*** Material to process

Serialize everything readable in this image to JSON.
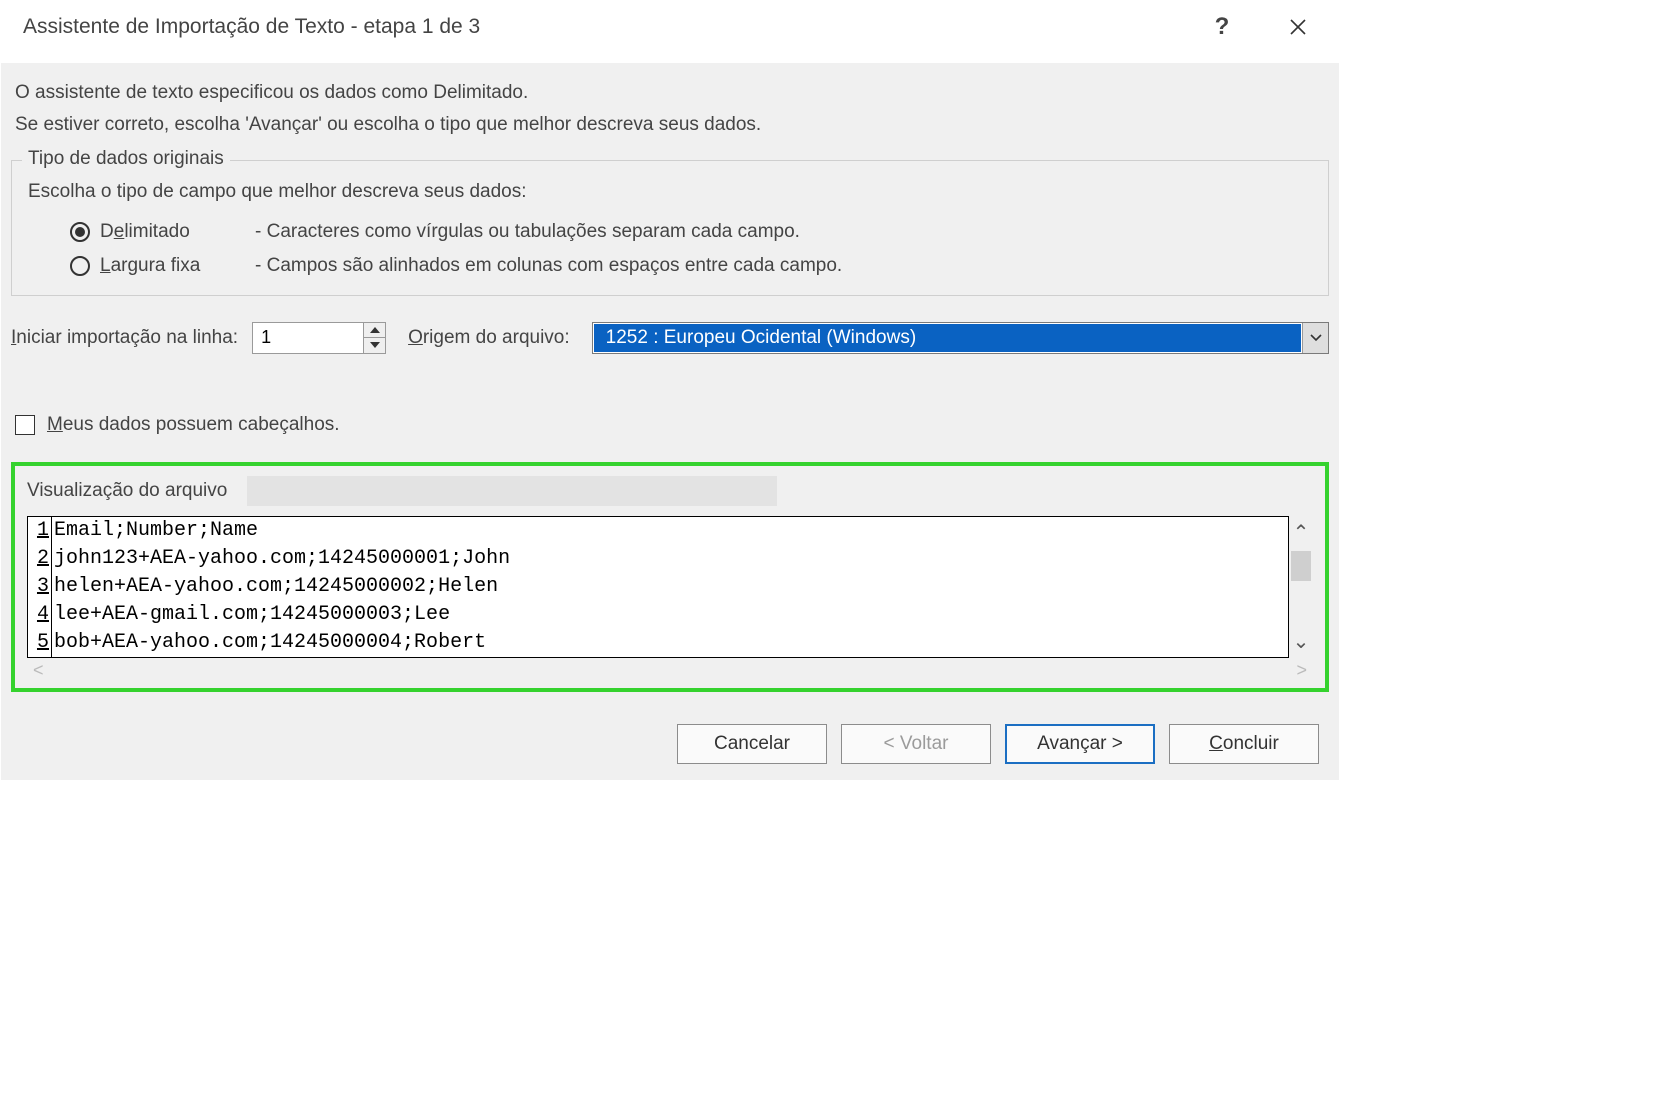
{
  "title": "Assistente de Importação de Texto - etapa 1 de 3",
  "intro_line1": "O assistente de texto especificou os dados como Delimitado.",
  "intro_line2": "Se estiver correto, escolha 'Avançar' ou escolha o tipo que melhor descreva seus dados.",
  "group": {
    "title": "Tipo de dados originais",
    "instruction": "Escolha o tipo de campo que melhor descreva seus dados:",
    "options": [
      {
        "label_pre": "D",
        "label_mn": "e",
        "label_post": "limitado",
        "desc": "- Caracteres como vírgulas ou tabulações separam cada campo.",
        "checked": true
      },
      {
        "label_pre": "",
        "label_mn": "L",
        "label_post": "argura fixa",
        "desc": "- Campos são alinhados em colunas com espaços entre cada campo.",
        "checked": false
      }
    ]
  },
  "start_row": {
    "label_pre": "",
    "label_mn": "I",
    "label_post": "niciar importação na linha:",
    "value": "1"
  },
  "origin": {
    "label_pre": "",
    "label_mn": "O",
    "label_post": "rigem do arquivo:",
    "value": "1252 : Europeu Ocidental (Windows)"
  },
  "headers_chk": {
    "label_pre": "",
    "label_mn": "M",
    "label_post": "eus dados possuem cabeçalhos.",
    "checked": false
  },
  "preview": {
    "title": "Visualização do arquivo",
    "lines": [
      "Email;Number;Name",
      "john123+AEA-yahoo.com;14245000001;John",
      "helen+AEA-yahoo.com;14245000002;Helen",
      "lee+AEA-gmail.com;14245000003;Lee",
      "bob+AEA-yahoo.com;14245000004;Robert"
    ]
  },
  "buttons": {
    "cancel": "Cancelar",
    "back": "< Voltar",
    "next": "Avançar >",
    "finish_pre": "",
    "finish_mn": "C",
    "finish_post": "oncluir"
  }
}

******

▶ _Aim of the exercise_
Give only the count of lines in the data that include the string "arquivo".

▶ _Answer for this exercise_
2